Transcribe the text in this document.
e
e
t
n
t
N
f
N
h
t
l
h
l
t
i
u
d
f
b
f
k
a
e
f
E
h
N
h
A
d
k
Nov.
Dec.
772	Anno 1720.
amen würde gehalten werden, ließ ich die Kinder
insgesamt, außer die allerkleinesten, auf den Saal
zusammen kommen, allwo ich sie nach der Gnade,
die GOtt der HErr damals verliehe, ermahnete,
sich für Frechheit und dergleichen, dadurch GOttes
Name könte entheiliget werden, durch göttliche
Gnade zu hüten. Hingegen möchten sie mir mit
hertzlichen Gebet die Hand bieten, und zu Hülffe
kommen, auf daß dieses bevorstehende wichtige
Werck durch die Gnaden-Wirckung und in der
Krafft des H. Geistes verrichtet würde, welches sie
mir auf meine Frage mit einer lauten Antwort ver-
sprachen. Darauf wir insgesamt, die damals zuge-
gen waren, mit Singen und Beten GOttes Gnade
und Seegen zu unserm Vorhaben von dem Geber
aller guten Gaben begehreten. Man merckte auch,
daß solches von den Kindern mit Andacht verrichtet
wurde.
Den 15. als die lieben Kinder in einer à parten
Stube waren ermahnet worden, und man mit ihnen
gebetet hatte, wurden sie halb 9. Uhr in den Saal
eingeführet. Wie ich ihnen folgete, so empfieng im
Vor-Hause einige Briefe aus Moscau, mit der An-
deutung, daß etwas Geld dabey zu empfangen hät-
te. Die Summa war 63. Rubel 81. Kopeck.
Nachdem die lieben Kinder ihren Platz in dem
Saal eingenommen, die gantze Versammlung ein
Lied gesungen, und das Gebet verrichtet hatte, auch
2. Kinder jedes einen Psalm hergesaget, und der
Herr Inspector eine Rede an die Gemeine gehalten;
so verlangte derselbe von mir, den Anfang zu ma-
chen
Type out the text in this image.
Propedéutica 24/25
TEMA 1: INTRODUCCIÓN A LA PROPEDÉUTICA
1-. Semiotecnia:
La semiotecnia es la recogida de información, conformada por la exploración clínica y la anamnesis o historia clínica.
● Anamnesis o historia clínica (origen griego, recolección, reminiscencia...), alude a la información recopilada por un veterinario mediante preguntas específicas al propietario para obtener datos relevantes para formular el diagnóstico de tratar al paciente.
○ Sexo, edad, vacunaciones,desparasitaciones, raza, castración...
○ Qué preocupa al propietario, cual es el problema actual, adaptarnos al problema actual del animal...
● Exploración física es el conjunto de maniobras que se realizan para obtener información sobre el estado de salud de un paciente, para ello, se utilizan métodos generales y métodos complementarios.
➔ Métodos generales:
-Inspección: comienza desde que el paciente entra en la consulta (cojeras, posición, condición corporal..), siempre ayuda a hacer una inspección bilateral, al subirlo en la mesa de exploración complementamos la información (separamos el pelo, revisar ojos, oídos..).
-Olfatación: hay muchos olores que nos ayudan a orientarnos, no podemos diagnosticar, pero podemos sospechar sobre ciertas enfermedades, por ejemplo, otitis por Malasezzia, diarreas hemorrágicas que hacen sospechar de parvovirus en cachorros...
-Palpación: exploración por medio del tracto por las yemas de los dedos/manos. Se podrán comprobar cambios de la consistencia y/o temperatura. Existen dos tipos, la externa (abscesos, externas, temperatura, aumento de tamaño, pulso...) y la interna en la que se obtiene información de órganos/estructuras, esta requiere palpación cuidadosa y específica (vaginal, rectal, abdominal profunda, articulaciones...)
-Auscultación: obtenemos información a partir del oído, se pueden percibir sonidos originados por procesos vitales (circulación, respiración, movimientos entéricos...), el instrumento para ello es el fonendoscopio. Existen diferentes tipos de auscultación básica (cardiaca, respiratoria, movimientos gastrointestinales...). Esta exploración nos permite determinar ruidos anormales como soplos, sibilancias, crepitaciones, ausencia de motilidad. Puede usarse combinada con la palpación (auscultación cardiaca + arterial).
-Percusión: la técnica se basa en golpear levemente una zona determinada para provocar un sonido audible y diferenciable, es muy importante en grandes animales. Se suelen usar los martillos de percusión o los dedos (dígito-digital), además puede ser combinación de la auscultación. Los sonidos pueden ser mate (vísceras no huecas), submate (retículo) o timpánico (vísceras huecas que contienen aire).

- Directions: Your answer should consist of each line above in which "sobre" appears.

- Worked solution:
● Exploración física es el conjunto de maniobras que se realizan para obtener información sobre el estado de salud de un paciente, para ello, se utilizan métodos generales y métodos complementarios.
-Olfatación: hay muchos olores que nos ayudan a orientarnos, no podemos diagnosticar, pero podemos sospechar sobre ciertas enfermedades, por ejemplo, otitis por Malasezzia, diarreas hemorrágicas que hacen sospechar de parvovirus en cachorros...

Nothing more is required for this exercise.